→ **Short task**
In the records below, find each line with the word "xlabel" and copy it.

→ **Data entries for graphics**
»»

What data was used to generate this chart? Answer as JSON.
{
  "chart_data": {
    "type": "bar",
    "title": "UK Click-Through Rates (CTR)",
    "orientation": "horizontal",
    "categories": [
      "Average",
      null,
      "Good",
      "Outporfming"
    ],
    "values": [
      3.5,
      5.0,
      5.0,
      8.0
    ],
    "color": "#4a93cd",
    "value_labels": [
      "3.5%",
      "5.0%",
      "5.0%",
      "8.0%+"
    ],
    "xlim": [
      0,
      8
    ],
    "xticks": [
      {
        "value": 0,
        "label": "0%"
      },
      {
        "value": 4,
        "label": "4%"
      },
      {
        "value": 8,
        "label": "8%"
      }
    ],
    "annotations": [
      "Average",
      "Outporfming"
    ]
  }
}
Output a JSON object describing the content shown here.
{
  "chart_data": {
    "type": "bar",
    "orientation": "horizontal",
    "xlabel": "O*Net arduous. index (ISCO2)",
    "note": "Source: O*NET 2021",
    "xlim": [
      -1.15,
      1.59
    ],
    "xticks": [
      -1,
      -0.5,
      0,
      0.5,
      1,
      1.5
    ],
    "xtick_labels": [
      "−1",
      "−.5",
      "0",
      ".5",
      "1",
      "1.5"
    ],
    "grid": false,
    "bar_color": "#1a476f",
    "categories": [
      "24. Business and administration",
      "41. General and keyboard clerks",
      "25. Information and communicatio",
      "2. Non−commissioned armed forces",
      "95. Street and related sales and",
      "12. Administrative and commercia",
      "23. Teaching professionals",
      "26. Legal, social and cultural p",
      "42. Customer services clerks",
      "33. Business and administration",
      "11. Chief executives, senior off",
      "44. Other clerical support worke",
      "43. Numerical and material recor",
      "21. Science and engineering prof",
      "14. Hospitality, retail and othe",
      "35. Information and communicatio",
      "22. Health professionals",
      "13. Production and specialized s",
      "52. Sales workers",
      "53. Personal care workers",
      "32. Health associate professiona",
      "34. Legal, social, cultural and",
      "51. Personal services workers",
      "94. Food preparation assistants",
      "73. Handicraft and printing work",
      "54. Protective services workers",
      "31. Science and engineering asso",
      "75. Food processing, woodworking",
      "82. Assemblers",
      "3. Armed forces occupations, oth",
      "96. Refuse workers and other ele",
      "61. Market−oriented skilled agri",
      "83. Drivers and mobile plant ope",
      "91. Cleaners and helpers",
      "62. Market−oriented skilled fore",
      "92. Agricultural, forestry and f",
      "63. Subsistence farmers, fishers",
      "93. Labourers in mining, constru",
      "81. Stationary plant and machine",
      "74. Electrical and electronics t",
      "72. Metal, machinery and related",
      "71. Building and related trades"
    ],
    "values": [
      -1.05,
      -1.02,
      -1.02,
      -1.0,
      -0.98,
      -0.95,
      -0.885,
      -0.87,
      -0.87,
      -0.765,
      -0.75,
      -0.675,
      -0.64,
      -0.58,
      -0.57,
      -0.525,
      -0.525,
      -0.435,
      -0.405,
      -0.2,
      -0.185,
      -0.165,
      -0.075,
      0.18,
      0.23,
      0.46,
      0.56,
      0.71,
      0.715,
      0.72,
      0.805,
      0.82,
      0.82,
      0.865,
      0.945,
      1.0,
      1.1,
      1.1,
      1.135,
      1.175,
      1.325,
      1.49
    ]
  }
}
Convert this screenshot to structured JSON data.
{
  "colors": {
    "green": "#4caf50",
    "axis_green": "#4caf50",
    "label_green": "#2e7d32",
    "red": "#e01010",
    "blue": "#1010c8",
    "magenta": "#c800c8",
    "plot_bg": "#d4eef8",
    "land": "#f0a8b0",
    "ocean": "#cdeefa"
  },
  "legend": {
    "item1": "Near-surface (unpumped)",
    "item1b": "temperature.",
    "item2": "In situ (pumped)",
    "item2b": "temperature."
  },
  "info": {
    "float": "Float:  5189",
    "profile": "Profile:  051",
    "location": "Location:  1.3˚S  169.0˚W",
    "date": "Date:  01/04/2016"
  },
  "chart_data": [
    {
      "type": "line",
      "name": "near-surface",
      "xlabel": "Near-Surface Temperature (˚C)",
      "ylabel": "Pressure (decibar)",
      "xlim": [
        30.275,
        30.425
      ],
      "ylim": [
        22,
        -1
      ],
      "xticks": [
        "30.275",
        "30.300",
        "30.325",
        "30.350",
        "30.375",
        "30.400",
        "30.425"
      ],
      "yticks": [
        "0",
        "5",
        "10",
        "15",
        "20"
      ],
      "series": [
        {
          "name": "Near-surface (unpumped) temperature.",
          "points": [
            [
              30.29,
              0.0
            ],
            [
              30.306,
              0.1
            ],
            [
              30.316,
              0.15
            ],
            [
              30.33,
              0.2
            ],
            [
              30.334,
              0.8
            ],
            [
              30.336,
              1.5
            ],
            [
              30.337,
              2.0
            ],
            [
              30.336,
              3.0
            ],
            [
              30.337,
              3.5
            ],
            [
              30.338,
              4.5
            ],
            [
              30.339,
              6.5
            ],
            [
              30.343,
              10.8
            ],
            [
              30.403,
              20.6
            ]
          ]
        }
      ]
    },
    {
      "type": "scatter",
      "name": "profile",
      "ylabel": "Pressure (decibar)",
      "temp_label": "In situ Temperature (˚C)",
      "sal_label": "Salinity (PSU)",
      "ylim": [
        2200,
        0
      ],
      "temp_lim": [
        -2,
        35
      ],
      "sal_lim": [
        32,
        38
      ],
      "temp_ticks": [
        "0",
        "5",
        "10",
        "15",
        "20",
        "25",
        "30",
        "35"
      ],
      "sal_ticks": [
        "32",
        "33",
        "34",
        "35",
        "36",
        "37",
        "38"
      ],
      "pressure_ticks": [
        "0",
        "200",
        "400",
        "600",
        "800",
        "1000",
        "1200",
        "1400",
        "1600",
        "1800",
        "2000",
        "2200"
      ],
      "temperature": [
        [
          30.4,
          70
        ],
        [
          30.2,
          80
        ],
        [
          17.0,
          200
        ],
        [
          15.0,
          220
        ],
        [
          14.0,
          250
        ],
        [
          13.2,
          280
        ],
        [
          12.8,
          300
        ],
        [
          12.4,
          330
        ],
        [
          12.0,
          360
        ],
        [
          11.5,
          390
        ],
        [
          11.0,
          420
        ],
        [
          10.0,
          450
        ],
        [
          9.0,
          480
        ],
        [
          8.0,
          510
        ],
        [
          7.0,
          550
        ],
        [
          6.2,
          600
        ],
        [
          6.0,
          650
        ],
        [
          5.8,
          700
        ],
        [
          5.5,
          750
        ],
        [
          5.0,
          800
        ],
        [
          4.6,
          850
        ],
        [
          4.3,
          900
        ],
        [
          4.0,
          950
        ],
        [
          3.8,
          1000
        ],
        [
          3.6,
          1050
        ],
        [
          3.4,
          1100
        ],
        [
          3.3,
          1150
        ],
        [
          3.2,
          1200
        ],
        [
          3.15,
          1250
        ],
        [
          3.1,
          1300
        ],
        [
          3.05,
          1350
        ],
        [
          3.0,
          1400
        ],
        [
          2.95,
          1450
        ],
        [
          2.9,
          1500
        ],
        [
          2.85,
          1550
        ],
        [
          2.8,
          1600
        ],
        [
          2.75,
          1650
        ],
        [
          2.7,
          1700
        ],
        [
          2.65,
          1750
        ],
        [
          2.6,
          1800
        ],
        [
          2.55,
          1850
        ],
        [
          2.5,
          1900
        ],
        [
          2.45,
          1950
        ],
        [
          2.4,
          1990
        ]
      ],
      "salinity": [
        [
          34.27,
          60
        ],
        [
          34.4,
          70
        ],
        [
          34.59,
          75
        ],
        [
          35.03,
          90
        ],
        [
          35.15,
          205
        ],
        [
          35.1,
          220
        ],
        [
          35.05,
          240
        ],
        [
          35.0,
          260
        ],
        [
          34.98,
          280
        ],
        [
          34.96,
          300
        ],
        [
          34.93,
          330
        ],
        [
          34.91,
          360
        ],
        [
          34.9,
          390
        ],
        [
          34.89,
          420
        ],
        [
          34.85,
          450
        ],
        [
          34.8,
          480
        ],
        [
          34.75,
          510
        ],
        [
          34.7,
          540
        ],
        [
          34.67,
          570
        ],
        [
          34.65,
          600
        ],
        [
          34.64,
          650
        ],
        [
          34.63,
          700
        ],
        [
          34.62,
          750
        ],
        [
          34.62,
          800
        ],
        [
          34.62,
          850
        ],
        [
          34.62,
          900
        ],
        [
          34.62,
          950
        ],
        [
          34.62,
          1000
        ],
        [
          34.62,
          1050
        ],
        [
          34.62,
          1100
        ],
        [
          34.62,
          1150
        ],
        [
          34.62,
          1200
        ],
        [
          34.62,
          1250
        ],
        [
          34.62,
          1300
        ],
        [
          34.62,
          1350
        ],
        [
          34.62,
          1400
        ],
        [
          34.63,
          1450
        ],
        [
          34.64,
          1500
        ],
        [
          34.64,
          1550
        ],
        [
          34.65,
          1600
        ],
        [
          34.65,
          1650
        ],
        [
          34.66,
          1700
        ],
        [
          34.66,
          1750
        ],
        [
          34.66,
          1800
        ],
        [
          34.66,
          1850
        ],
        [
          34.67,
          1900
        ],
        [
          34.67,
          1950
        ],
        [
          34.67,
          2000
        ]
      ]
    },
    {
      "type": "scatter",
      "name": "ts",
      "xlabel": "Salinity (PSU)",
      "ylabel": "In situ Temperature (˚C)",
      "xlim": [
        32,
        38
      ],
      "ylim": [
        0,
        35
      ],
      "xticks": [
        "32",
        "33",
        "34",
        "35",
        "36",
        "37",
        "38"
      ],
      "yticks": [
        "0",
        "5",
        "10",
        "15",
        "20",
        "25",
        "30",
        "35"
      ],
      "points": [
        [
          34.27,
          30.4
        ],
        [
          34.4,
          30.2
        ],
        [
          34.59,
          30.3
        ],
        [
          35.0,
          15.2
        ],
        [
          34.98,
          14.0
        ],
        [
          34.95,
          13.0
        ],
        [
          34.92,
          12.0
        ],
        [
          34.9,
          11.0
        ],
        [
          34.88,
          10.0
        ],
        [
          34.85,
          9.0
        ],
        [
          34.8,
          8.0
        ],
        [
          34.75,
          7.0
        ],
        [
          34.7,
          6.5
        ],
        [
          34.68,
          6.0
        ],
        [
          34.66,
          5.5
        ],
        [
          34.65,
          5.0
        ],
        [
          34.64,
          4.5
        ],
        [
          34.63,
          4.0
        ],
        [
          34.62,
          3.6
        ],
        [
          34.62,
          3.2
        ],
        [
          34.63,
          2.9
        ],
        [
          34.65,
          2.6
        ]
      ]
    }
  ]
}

««

→ **Complete answer**
    "xlabel": "O*Net arduous. index (ISCO2)",
      "xlabel": "Near-Surface Temperature (˚C)",
      "xlabel": "Salinity (PSU)",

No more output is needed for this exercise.